AIM —
Keep every line where the word "this" appears; drop the rest.

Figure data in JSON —
********
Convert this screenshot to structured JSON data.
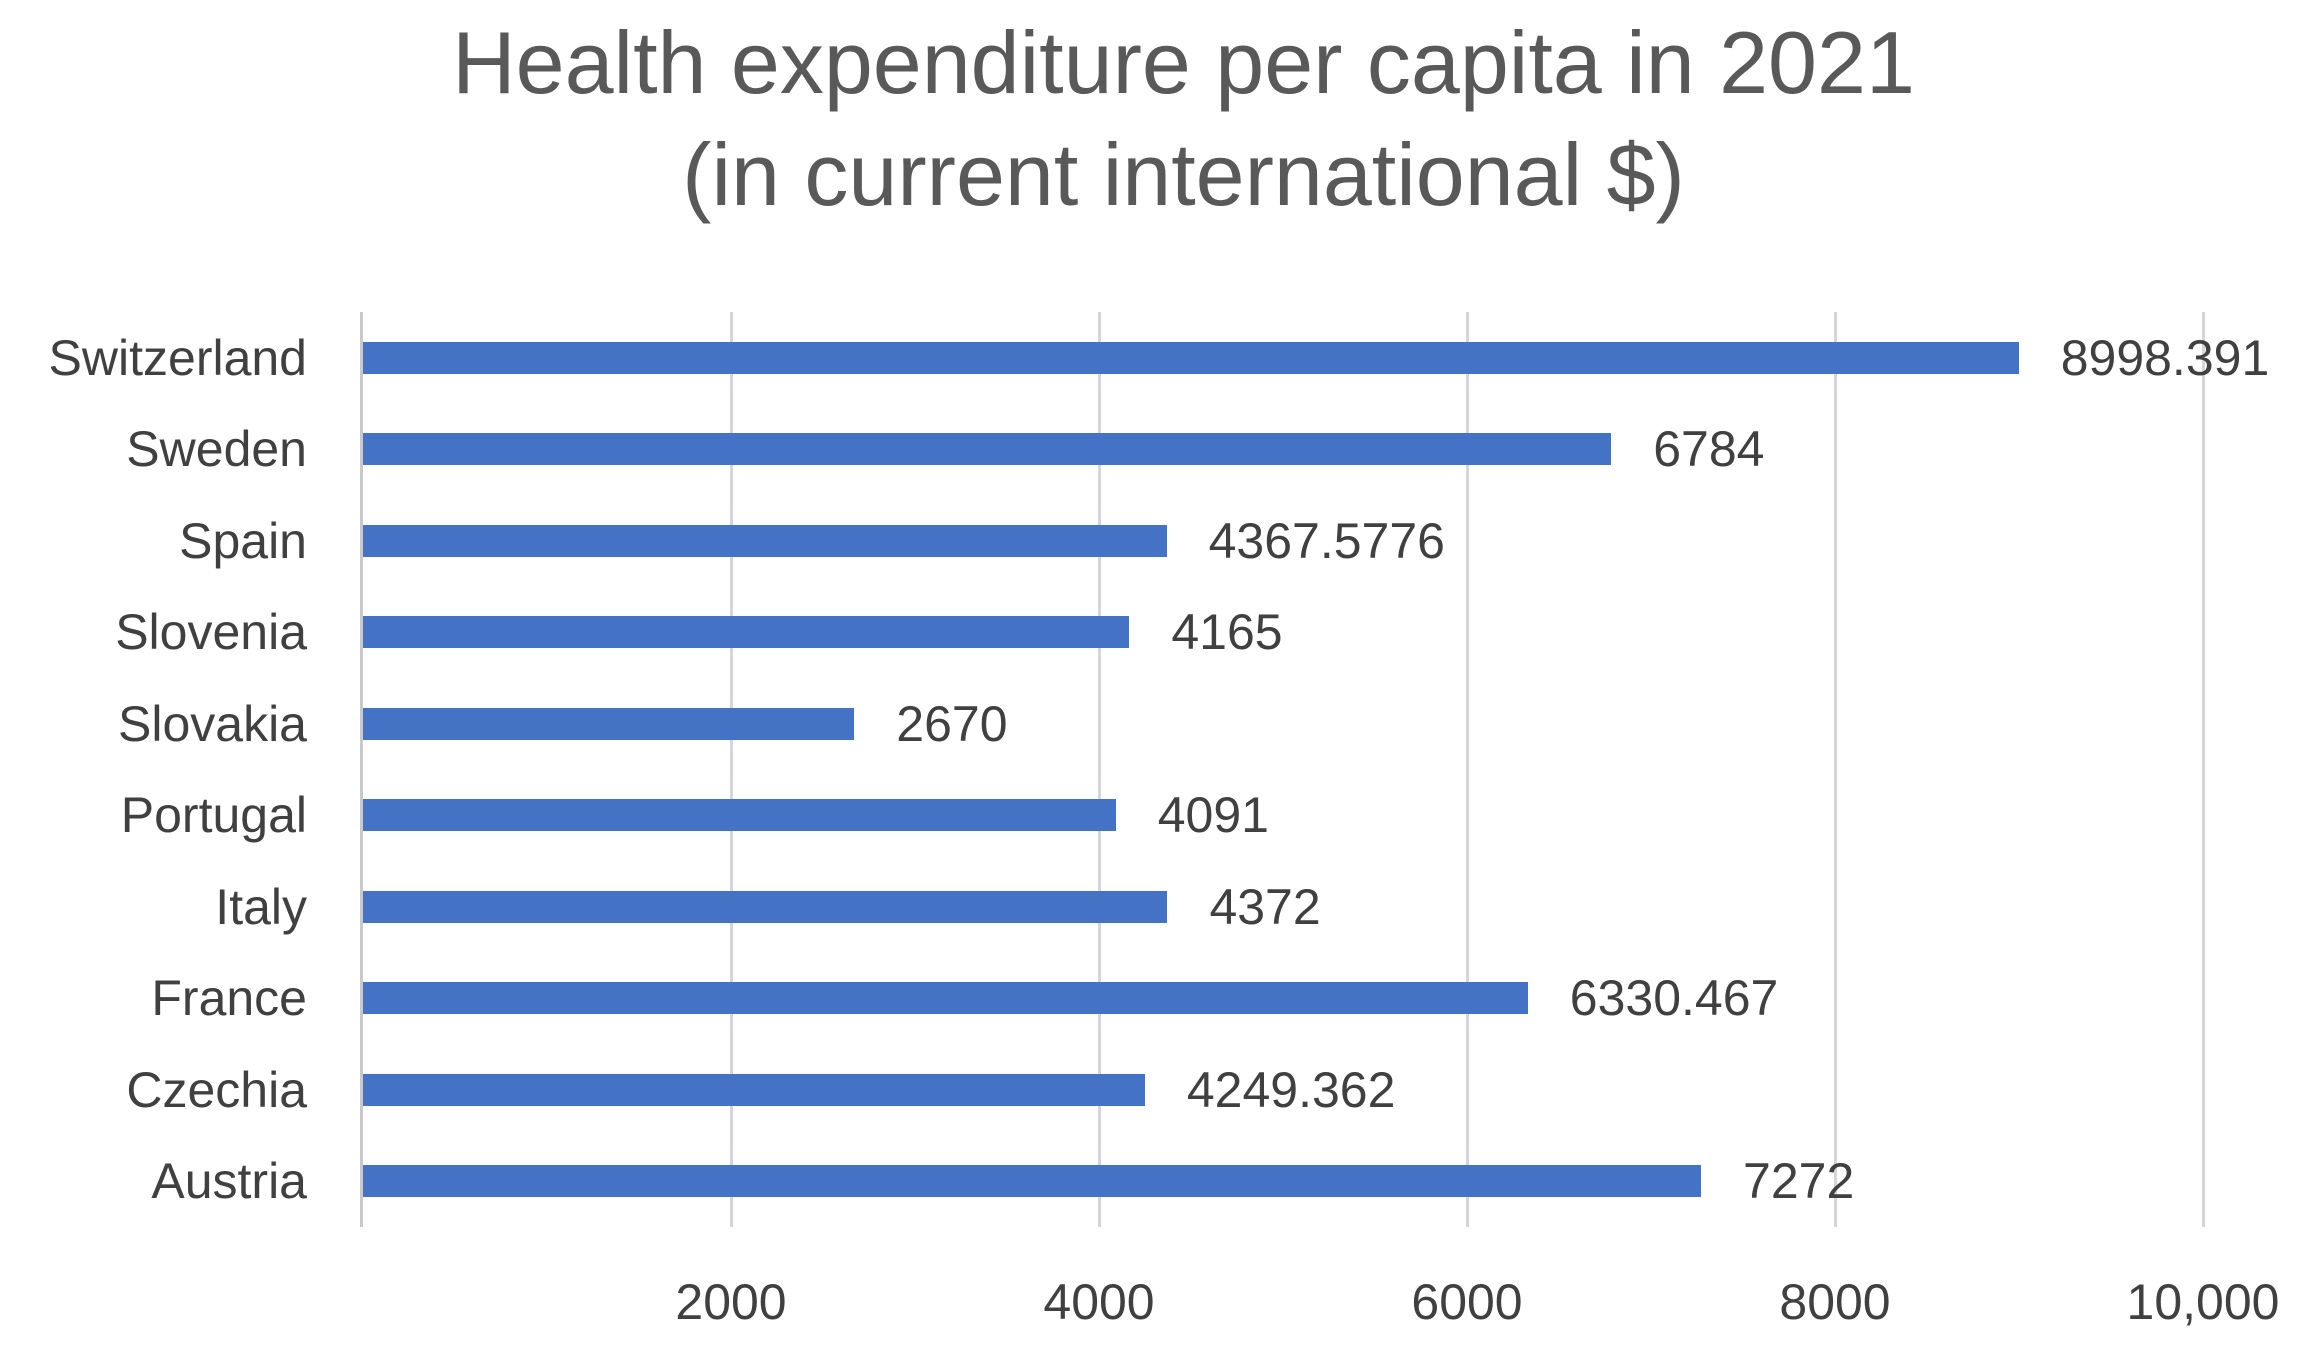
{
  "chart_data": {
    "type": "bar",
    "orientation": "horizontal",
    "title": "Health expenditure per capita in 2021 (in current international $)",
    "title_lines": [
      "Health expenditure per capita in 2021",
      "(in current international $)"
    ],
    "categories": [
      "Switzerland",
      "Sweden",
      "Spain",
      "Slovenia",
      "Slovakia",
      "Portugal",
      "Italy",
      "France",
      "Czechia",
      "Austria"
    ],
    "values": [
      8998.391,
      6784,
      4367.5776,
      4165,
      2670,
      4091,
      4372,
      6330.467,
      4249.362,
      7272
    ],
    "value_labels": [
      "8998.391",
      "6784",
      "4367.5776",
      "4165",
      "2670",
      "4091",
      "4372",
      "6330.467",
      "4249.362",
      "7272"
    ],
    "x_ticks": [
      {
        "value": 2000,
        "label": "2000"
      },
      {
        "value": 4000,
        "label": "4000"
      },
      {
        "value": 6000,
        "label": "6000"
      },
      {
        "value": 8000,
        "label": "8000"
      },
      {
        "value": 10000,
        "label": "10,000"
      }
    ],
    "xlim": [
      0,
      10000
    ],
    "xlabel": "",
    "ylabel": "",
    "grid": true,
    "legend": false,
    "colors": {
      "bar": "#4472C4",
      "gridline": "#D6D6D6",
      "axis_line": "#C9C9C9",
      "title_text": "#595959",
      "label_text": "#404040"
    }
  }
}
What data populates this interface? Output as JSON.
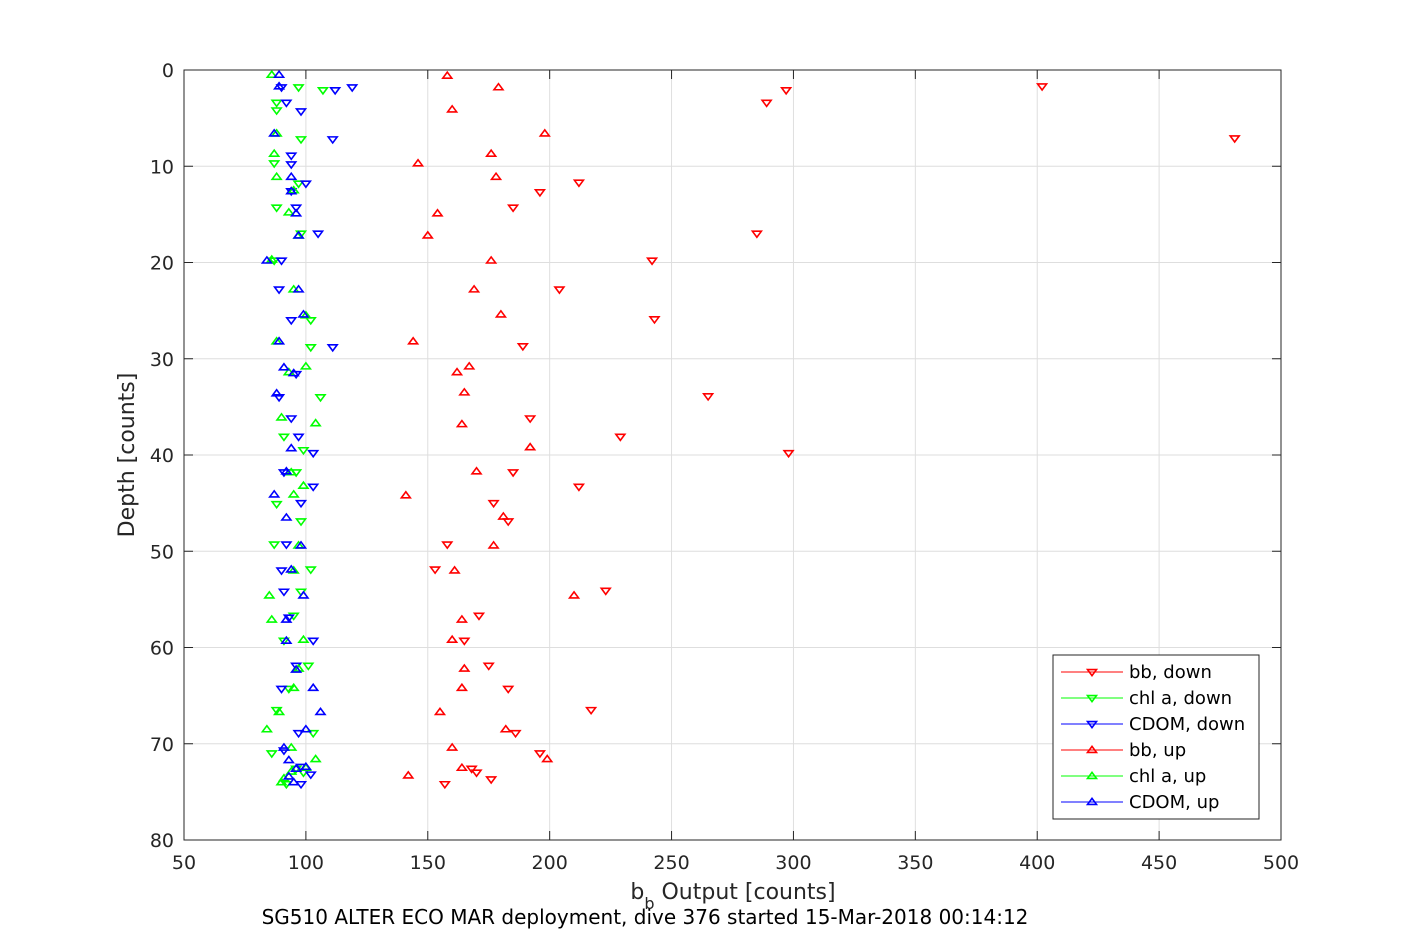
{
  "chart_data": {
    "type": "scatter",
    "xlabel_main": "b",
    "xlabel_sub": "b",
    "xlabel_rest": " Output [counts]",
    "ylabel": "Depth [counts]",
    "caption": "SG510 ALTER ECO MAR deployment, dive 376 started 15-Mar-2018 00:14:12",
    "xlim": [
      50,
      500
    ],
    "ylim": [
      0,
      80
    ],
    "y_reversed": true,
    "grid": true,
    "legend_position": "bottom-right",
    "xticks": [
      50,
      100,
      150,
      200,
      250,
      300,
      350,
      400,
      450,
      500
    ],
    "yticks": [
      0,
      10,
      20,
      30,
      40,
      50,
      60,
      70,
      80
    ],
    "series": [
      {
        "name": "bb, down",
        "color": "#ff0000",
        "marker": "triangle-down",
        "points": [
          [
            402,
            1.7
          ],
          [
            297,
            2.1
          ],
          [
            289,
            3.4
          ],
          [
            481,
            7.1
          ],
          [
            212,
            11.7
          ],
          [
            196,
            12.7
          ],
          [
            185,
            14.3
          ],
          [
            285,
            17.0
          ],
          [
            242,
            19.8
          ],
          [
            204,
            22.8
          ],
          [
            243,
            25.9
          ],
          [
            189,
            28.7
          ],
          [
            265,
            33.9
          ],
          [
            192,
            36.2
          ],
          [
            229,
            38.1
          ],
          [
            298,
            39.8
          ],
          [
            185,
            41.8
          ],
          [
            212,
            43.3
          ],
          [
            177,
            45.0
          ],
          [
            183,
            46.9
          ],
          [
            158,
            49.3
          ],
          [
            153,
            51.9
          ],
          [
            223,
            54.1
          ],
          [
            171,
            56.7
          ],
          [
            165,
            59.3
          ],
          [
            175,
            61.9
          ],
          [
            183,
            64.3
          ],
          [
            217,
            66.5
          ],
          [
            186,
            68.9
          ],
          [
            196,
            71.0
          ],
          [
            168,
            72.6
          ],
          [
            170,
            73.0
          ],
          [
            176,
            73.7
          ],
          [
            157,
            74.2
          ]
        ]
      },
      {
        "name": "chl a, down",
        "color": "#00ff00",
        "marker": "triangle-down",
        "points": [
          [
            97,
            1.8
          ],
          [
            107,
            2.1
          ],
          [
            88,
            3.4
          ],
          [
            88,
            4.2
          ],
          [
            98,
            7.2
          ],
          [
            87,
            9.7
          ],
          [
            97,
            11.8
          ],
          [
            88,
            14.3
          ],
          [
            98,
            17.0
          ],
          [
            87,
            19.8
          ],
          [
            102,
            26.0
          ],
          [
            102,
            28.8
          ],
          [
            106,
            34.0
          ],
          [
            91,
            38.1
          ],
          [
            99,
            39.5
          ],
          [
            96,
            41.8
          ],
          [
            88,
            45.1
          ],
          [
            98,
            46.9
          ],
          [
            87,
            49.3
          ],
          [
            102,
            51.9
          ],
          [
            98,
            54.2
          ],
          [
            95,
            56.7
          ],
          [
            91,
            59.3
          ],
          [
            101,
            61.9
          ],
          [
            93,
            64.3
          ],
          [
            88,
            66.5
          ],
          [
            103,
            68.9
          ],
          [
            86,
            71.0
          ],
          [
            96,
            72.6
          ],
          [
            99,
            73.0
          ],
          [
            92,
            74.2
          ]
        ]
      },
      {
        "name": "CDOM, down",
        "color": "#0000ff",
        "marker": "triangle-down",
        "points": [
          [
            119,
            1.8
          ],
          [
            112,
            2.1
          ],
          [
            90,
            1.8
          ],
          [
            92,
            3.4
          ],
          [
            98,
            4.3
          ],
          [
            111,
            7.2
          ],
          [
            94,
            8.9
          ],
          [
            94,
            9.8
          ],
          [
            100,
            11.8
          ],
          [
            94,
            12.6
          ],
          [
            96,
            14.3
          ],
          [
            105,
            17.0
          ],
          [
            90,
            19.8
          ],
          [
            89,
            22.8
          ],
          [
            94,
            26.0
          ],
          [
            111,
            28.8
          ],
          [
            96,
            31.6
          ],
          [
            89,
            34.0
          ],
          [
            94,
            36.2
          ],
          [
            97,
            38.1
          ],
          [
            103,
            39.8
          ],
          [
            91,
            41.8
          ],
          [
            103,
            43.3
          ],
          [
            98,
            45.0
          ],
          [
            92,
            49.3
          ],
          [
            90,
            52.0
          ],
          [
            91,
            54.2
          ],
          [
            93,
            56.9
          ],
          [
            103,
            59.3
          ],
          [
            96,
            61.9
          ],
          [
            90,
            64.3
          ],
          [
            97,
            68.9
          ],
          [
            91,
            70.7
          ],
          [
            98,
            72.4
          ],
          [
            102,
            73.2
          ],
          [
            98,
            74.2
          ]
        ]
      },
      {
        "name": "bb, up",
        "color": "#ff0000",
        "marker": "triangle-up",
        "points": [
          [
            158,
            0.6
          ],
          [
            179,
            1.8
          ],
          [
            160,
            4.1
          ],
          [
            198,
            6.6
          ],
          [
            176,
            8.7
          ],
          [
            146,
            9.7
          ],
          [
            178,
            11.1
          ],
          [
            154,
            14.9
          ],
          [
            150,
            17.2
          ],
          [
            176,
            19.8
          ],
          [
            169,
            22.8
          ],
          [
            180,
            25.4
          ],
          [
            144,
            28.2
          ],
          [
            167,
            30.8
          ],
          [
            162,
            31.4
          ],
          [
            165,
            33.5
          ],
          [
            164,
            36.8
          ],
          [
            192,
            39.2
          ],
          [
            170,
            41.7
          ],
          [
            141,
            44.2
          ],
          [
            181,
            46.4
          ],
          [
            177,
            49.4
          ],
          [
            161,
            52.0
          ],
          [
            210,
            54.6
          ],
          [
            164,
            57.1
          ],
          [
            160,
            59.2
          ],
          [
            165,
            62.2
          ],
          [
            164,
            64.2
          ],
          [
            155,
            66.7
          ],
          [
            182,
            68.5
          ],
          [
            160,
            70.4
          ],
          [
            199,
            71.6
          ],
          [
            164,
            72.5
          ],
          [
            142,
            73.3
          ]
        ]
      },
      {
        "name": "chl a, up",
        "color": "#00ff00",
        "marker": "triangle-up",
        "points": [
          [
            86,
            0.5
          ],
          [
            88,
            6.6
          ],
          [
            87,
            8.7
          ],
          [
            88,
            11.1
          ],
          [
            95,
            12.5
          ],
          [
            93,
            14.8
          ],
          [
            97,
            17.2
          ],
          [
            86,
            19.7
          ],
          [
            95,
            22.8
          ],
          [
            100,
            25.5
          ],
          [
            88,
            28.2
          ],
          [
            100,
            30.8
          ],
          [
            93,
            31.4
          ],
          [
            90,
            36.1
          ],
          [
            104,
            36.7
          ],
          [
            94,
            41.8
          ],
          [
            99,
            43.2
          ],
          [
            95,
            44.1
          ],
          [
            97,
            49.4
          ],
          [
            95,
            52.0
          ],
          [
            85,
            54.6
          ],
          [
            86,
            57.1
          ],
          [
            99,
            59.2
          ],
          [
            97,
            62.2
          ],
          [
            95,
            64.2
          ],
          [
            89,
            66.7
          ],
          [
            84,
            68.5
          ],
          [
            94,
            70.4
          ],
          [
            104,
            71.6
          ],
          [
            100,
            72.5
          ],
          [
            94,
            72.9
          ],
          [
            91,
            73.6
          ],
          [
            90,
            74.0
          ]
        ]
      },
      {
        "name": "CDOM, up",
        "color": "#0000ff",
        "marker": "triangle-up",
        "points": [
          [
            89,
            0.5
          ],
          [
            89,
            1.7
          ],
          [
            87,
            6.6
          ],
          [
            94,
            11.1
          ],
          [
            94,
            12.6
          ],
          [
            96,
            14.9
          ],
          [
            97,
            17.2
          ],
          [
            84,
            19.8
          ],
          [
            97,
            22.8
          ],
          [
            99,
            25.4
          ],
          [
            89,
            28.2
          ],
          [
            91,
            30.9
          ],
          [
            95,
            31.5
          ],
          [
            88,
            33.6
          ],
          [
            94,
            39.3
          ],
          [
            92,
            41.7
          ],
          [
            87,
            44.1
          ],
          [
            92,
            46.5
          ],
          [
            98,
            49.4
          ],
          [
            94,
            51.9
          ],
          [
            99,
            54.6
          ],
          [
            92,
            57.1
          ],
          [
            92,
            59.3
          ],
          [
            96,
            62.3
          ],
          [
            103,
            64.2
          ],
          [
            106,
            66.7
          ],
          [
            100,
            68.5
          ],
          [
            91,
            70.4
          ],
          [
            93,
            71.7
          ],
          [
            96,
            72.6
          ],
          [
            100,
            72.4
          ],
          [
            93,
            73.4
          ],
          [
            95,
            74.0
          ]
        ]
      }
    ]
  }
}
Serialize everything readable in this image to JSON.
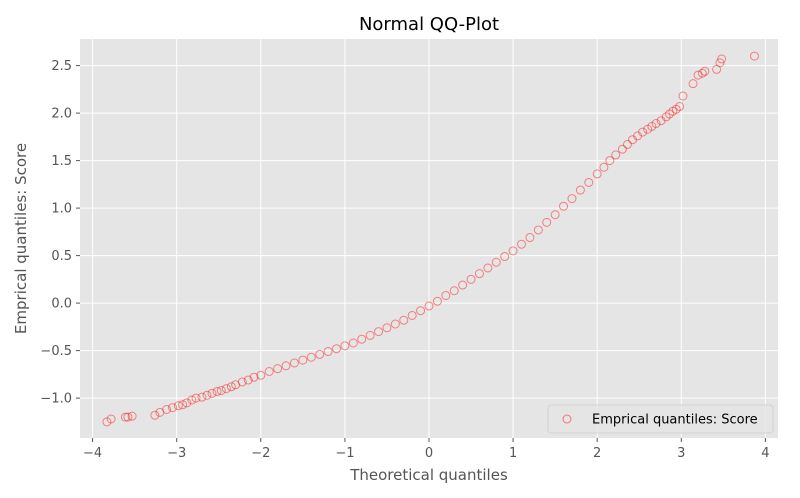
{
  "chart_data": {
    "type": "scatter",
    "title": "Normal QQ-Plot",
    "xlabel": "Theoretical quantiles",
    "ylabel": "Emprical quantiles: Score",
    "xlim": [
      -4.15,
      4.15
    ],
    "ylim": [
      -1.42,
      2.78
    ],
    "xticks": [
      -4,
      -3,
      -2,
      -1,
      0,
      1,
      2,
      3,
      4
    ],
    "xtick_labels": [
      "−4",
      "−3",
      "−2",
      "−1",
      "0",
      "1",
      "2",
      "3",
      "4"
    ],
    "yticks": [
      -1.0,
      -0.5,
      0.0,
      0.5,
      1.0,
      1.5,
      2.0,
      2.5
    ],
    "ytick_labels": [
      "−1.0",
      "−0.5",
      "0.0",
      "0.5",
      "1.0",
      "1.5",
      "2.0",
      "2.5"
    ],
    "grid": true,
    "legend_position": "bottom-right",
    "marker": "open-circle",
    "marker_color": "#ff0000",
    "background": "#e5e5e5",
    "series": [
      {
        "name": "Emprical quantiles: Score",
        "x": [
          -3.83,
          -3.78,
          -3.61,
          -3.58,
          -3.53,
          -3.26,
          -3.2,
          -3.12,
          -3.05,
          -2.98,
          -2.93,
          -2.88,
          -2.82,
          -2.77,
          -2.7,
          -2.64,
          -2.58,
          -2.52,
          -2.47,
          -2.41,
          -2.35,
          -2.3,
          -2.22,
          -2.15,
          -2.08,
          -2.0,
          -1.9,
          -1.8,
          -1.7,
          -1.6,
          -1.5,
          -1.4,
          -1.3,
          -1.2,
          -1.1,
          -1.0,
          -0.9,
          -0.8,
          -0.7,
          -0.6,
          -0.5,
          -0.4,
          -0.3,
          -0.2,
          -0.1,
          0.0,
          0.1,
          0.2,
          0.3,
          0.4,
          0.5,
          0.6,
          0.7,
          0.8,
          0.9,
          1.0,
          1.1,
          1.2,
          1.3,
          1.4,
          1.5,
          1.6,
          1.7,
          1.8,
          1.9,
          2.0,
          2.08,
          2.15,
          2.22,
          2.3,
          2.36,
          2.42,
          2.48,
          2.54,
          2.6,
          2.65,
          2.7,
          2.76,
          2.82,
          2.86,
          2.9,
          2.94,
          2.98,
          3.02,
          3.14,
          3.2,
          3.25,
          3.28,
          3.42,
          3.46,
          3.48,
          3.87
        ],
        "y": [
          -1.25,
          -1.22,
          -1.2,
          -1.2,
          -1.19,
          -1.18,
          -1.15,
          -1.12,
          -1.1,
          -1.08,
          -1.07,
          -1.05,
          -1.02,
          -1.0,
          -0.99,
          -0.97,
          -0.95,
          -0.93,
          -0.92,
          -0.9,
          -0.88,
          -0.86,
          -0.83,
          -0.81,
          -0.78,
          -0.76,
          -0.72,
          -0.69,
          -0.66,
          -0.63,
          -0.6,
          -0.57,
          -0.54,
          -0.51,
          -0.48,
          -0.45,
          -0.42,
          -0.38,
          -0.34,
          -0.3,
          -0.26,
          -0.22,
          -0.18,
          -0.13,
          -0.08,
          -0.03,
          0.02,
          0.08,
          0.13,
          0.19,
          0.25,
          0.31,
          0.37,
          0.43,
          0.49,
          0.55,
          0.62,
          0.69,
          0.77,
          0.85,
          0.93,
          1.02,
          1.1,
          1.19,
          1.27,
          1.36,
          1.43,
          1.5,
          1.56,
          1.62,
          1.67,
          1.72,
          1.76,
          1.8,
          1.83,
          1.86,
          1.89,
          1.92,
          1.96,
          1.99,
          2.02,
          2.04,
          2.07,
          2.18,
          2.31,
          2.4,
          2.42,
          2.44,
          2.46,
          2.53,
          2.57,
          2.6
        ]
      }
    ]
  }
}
********
EXPECTED ANSWER —
Convert this screenshot to structured JSON data.
What data populates this interface? Output as JSON.
Serialize everything readable in this image to JSON.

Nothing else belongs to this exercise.